> _Supplied records_

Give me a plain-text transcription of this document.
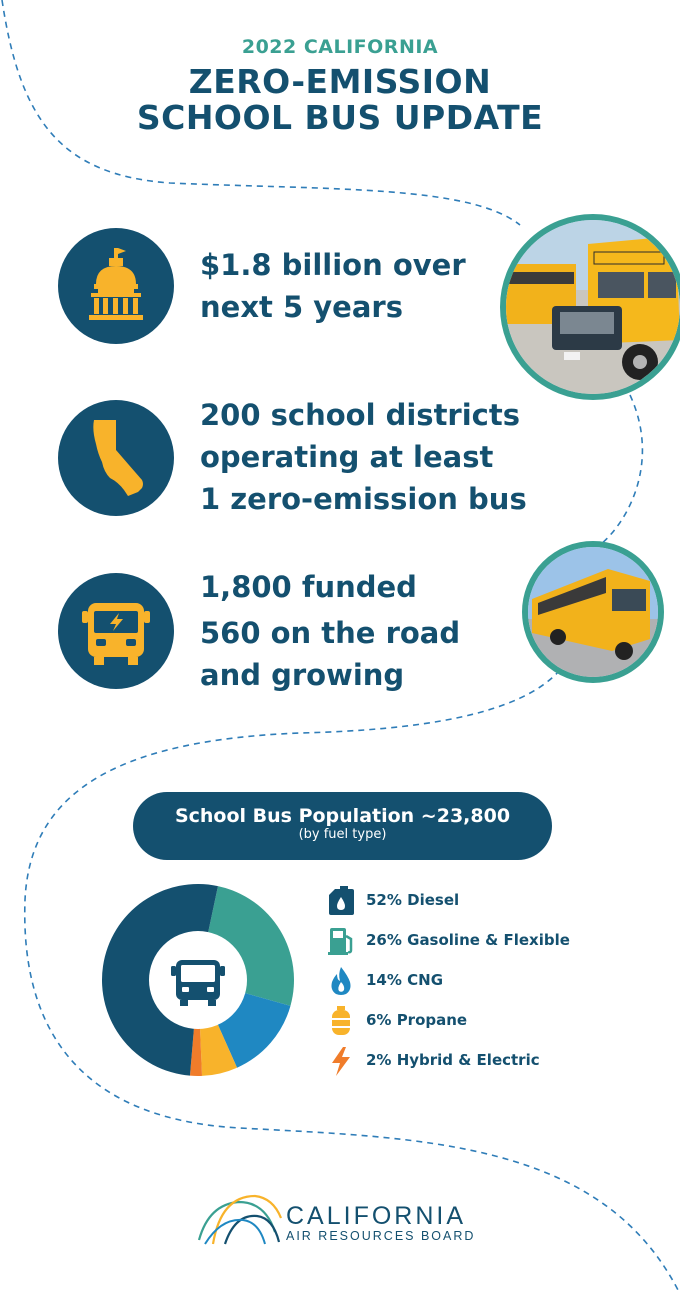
2022 CALIFORNIA
ZERO-EMISSION
SCHOOL BUS UPDATE
$1.8 billion over
next 5 years
200 school districts
operating at least
1 zero-emission bus
1,800 funded
560 on the road
and growing
School Bus Population ~23,800
(by fuel type)
52% Diesel
26% Gasoline & Flexible
14% CNG
6% Propane
2% Hybrid & Electric
CALIFORNIA
AIR RESOURCES BOARD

> _Stated task_
Copy the material above exactly and drop the pictures.

> _Full response_
Give me a plain-text transcription of this document.
2022 CALIFORNIA
ZERO-EMISSION
SCHOOL BUS UPDATE
$1.8 billion over
next 5 years
200 school districts
operating at least
1 zero-emission bus
1,800 funded
560 on the road
and growing
School Bus Population ~23,800
(by fuel type)
52% Diesel
26% Gasoline & Flexible
14% CNG
6% Propane
2% Hybrid & Electric
CALIFORNIA
AIR RESOURCES BOARD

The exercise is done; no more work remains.